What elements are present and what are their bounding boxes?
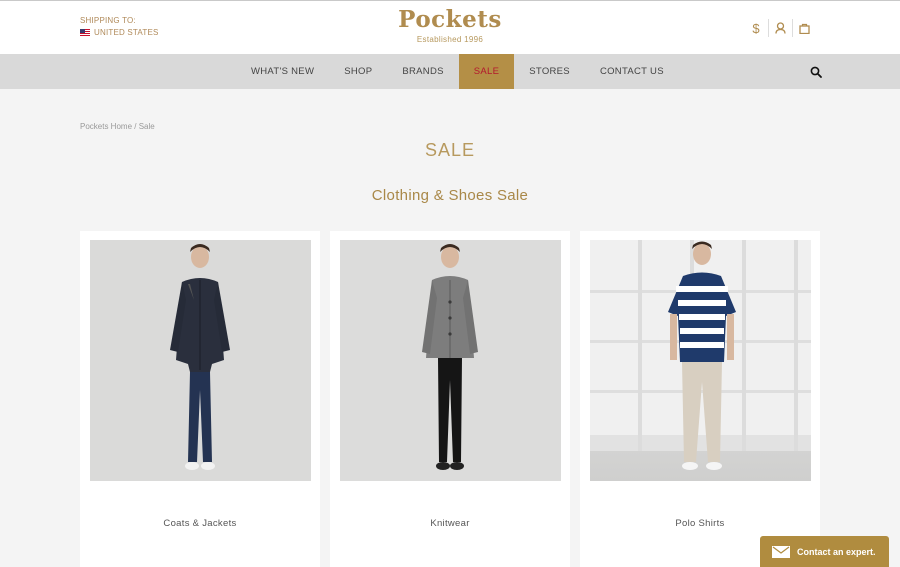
nav-item-whats-new[interactable]: WHAT'S NEW bbox=[236, 54, 329, 89]
product-image-coats-jackets[interactable] bbox=[90, 240, 311, 481]
page-title: SALE bbox=[424, 140, 476, 160]
product-image-polo-shirts[interactable] bbox=[590, 240, 811, 481]
model-knitwear-illustration bbox=[340, 240, 561, 481]
user-icon bbox=[775, 22, 786, 34]
product-image-knitwear[interactable] bbox=[340, 240, 561, 481]
model-jacket-illustration bbox=[90, 240, 311, 481]
shopping-bag-icon[interactable] bbox=[792, 19, 816, 37]
currency-symbol: $ bbox=[752, 20, 760, 36]
category-label[interactable]: Knitwear bbox=[330, 518, 570, 529]
category-label[interactable]: Coats & Jackets bbox=[80, 518, 320, 529]
category-card-knitwear[interactable]: Knitwear bbox=[330, 231, 570, 567]
bag-icon bbox=[799, 23, 810, 34]
category-grid: Coats & Jackets Knitwear Polo Shirts bbox=[80, 231, 821, 567]
model-polo-illustration bbox=[668, 241, 736, 470]
section-title: Clothing & Shoes Sale bbox=[371, 187, 529, 204]
currency-dollar-icon[interactable]: $ bbox=[744, 19, 768, 37]
breadcrumb-home[interactable]: Pockets Home bbox=[80, 122, 132, 131]
nav-items: WHAT'S NEW SHOP BRANDS SALE STORES CONTA… bbox=[236, 54, 679, 89]
envelope-icon bbox=[772, 545, 790, 558]
account-icon[interactable] bbox=[768, 19, 792, 37]
search-icon[interactable] bbox=[810, 66, 822, 78]
breadcrumb-separator: / bbox=[132, 122, 139, 131]
site-header: SHIPPING TO: UNITED STATES Pockets Estab… bbox=[0, 0, 900, 54]
nav-item-sale[interactable]: SALE bbox=[458, 54, 515, 89]
nav-item-shop[interactable]: SHOP bbox=[329, 54, 387, 89]
nav-item-contact-us[interactable]: CONTACT US bbox=[585, 54, 679, 89]
category-card-polo-shirts[interactable]: Polo Shirts bbox=[580, 231, 820, 567]
nav-item-brands[interactable]: BRANDS bbox=[387, 54, 458, 89]
category-card-coats-jackets[interactable]: Coats & Jackets bbox=[80, 231, 320, 567]
nav-item-stores[interactable]: STORES bbox=[514, 54, 585, 89]
category-label[interactable]: Polo Shirts bbox=[580, 518, 820, 529]
main-navigation: WHAT'S NEW SHOP BRANDS SALE STORES CONTA… bbox=[0, 54, 900, 89]
breadcrumb-current[interactable]: Sale bbox=[139, 122, 155, 131]
contact-expert-button[interactable]: Contact an expert. bbox=[760, 536, 889, 567]
contact-expert-label: Contact an expert. bbox=[797, 546, 876, 557]
header-actions: $ bbox=[744, 19, 816, 37]
breadcrumb: Pockets Home / Sale bbox=[80, 122, 155, 131]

Set problem: Render each line of the data above as a JSON array of strings, with one string per line and no entries for blank lines. Exclude the picture from the array.

Full output:
[
  "What elements are present and what are their bounding boxes?",
  "nav-item-whats-new[interactable]: WHAT'S NEW bbox=[236, 54, 329, 89]",
  "product-image-coats-jackets[interactable] bbox=[90, 240, 311, 481]",
  "page-title: SALE bbox=[424, 140, 476, 160]",
  "product-image-polo-shirts[interactable] bbox=[590, 240, 811, 481]",
  "model-knitwear-illustration bbox=[340, 240, 561, 481]",
  "user-icon bbox=[775, 22, 786, 34]",
  "product-image-knitwear[interactable] bbox=[340, 240, 561, 481]",
  "model-jacket-illustration bbox=[90, 240, 311, 481]",
  "shopping-bag-icon[interactable] bbox=[792, 19, 816, 37]",
  "currency-symbol: $ bbox=[752, 20, 760, 36]",
  "category-label[interactable]: Knitwear bbox=[330, 518, 570, 529]",
  "category-label[interactable]: Coats & Jackets bbox=[80, 518, 320, 529]",
  "category-card-knitwear[interactable]: Knitwear bbox=[330, 231, 570, 567]",
  "bag-icon bbox=[799, 23, 810, 34]",
  "category-grid: Coats & Jackets Knitwear Polo Shirts bbox=[80, 231, 821, 567]",
  "model-polo-illustration bbox=[668, 241, 736, 470]",
  "section-title: Clothing & Shoes Sale bbox=[371, 187, 529, 204]",
  "currency-dollar-icon[interactable]: $ bbox=[744, 19, 768, 37]",
  "breadcrumb-home[interactable]: Pockets Home bbox=[80, 122, 132, 131]",
  "nav-items: WHAT'S NEW SHOP BRANDS SALE STORES CONTA… bbox=[236, 54, 679, 89]",
  "envelope-icon bbox=[772, 545, 790, 558]",
  "account-icon[interactable] bbox=[768, 19, 792, 37]",
  "search-icon[interactable] bbox=[810, 66, 822, 78]",
  "breadcrumb-separator: / bbox=[132, 122, 139, 131]",
  "site-header: SHIPPING TO: UNITED STATES Pockets Estab… bbox=[0, 0, 900, 54]",
  "nav-item-sale[interactable]: SALE bbox=[458, 54, 515, 89]",
  "nav-item-shop[interactable]: SHOP bbox=[329, 54, 387, 89]",
  "nav-item-contact-us[interactable]: CONTACT US bbox=[585, 54, 679, 89]",
  "category-card-polo-shirts[interactable]: Polo Shirts bbox=[580, 231, 820, 567]",
  "nav-item-brands[interactable]: BRANDS bbox=[387, 54, 458, 89]",
  "category-card-coats-jackets[interactable]: Coats & Jackets bbox=[80, 231, 320, 567]",
  "nav-item-stores[interactable]: STORES bbox=[514, 54, 585, 89]",
  "category-label[interactable]: Polo Shirts bbox=[580, 518, 820, 529]",
  "main-navigation: WHAT'S NEW SHOP BRANDS SALE STORES CONTA… bbox=[0, 54, 900, 89]",
  "breadcrumb-current[interactable]: Sale bbox=[139, 122, 155, 131]",
  "contact-expert-button[interactable]: Contact an expert. bbox=[760, 536, 889, 567]",
  "contact-expert-label: Contact an expert. bbox=[797, 546, 876, 557]",
  "header-actions: $ bbox=[744, 19, 816, 37]",
  "breadcrumb: Pockets Home / Sale bbox=[80, 122, 155, 131]"
]